[Records from a collection]
──────────────────────────────
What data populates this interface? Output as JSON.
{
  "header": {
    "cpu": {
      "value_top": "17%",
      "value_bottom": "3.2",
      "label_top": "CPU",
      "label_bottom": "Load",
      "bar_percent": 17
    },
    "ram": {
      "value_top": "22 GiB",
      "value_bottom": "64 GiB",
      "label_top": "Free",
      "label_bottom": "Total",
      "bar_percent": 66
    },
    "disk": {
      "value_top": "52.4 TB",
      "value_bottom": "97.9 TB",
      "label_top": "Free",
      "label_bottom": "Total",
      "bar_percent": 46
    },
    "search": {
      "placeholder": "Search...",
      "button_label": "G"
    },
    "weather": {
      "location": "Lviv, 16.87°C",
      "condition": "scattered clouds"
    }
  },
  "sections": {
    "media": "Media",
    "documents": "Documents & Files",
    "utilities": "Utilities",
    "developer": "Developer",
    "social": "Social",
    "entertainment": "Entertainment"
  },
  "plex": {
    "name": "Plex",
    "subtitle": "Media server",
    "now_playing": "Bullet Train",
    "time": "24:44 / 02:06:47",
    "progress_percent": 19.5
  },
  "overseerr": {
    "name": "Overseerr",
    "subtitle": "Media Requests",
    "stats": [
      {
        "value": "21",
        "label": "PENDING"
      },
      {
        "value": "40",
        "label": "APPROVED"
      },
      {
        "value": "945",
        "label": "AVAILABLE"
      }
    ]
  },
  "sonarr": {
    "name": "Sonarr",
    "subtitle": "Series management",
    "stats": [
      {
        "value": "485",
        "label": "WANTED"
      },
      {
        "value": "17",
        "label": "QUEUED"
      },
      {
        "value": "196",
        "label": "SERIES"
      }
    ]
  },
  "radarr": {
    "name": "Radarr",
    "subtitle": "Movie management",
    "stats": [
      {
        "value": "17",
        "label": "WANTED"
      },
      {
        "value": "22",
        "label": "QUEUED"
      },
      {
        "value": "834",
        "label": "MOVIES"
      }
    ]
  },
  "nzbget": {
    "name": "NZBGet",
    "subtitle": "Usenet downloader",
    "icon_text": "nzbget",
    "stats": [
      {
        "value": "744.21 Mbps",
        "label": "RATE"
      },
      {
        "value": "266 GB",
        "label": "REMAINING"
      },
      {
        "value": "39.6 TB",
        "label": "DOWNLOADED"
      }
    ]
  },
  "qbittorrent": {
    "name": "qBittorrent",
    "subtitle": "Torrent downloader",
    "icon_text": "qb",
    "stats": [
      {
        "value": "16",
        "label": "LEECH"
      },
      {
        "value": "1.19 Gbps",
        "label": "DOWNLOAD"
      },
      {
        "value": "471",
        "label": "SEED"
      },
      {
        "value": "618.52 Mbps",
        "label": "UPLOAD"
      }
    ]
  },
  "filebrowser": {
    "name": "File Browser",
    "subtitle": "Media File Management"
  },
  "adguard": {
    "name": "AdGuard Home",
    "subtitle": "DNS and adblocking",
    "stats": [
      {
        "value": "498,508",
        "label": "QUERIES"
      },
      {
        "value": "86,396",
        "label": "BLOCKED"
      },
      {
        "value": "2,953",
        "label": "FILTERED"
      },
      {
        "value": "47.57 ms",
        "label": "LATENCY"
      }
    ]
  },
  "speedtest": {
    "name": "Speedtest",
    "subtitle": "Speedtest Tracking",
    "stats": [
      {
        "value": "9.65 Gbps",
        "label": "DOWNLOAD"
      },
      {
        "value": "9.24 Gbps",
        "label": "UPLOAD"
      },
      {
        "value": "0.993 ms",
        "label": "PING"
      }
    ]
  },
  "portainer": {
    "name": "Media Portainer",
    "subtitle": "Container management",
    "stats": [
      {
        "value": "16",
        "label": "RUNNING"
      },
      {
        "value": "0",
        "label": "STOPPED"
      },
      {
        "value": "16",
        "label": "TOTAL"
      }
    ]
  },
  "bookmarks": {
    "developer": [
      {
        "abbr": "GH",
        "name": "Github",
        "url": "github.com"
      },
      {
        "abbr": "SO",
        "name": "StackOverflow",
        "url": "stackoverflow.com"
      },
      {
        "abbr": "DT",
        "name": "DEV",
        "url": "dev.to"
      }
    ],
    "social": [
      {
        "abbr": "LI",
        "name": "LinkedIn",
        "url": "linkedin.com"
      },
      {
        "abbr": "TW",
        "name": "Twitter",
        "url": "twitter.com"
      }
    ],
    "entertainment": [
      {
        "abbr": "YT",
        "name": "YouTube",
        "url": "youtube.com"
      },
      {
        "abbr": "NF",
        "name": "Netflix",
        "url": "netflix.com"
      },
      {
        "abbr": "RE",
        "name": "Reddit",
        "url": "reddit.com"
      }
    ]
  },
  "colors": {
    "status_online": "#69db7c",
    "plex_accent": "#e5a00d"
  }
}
──────────────────────────────
[Short exercise] Extract every record and return it verbatim.

[Completed task]
What data populates this interface? Output as JSON.
{
  "header": {
    "cpu": {
      "value_top": "17%",
      "value_bottom": "3.2",
      "label_top": "CPU",
      "label_bottom": "Load",
      "bar_percent": 17
    },
    "ram": {
      "value_top": "22 GiB",
      "value_bottom": "64 GiB",
      "label_top": "Free",
      "label_bottom": "Total",
      "bar_percent": 66
    },
    "disk": {
      "value_top": "52.4 TB",
      "value_bottom": "97.9 TB",
      "label_top": "Free",
      "label_bottom": "Total",
      "bar_percent": 46
    },
    "search": {
      "placeholder": "Search...",
      "button_label": "G"
    },
    "weather": {
      "location": "Lviv, 16.87°C",
      "condition": "scattered clouds"
    }
  },
  "sections": {
    "media": "Media",
    "documents": "Documents & Files",
    "utilities": "Utilities",
    "developer": "Developer",
    "social": "Social",
    "entertainment": "Entertainment"
  },
  "plex": {
    "name": "Plex",
    "subtitle": "Media server",
    "now_playing": "Bullet Train",
    "time": "24:44 / 02:06:47",
    "progress_percent": 19.5
  },
  "overseerr": {
    "name": "Overseerr",
    "subtitle": "Media Requests",
    "stats": [
      {
        "value": "21",
        "label": "PENDING"
      },
      {
        "value": "40",
        "label": "APPROVED"
      },
      {
        "value": "945",
        "label": "AVAILABLE"
      }
    ]
  },
  "sonarr": {
    "name": "Sonarr",
    "subtitle": "Series management",
    "stats": [
      {
        "value": "485",
        "label": "WANTED"
      },
      {
        "value": "17",
        "label": "QUEUED"
      },
      {
        "value": "196",
        "label": "SERIES"
      }
    ]
  },
  "radarr": {
    "name": "Radarr",
    "subtitle": "Movie management",
    "stats": [
      {
        "value": "17",
        "label": "WANTED"
      },
      {
        "value": "22",
        "label": "QUEUED"
      },
      {
        "value": "834",
        "label": "MOVIES"
      }
    ]
  },
  "nzbget": {
    "name": "NZBGet",
    "subtitle": "Usenet downloader",
    "icon_text": "nzbget",
    "stats": [
      {
        "value": "744.21 Mbps",
        "label": "RATE"
      },
      {
        "value": "266 GB",
        "label": "REMAINING"
      },
      {
        "value": "39.6 TB",
        "label": "DOWNLOADED"
      }
    ]
  },
  "qbittorrent": {
    "name": "qBittorrent",
    "subtitle": "Torrent downloader",
    "icon_text": "qb",
    "stats": [
      {
        "value": "16",
        "label": "LEECH"
      },
      {
        "value": "1.19 Gbps",
        "label": "DOWNLOAD"
      },
      {
        "value": "471",
        "label": "SEED"
      },
      {
        "value": "618.52 Mbps",
        "label": "UPLOAD"
      }
    ]
  },
  "filebrowser": {
    "name": "File Browser",
    "subtitle": "Media File Management"
  },
  "adguard": {
    "name": "AdGuard Home",
    "subtitle": "DNS and adblocking",
    "stats": [
      {
        "value": "498,508",
        "label": "QUERIES"
      },
      {
        "value": "86,396",
        "label": "BLOCKED"
      },
      {
        "value": "2,953",
        "label": "FILTERED"
      },
      {
        "value": "47.57 ms",
        "label": "LATENCY"
      }
    ]
  },
  "speedtest": {
    "name": "Speedtest",
    "subtitle": "Speedtest Tracking",
    "stats": [
      {
        "value": "9.65 Gbps",
        "label": "DOWNLOAD"
      },
      {
        "value": "9.24 Gbps",
        "label": "UPLOAD"
      },
      {
        "value": "0.993 ms",
        "label": "PING"
      }
    ]
  },
  "portainer": {
    "name": "Media Portainer",
    "subtitle": "Container management",
    "stats": [
      {
        "value": "16",
        "label": "RUNNING"
      },
      {
        "value": "0",
        "label": "STOPPED"
      },
      {
        "value": "16",
        "label": "TOTAL"
      }
    ]
  },
  "bookmarks": {
    "developer": [
      {
        "abbr": "GH",
        "name": "Github",
        "url": "github.com"
      },
      {
        "abbr": "SO",
        "name": "StackOverflow",
        "url": "stackoverflow.com"
      },
      {
        "abbr": "DT",
        "name": "DEV",
        "url": "dev.to"
      }
    ],
    "social": [
      {
        "abbr": "LI",
        "name": "LinkedIn",
        "url": "linkedin.com"
      },
      {
        "abbr": "TW",
        "name": "Twitter",
        "url": "twitter.com"
      }
    ],
    "entertainment": [
      {
        "abbr": "YT",
        "name": "YouTube",
        "url": "youtube.com"
      },
      {
        "abbr": "NF",
        "name": "Netflix",
        "url": "netflix.com"
      },
      {
        "abbr": "RE",
        "name": "Reddit",
        "url": "reddit.com"
      }
    ]
  },
  "colors": {
    "status_online": "#69db7c",
    "plex_accent": "#e5a00d"
  }
}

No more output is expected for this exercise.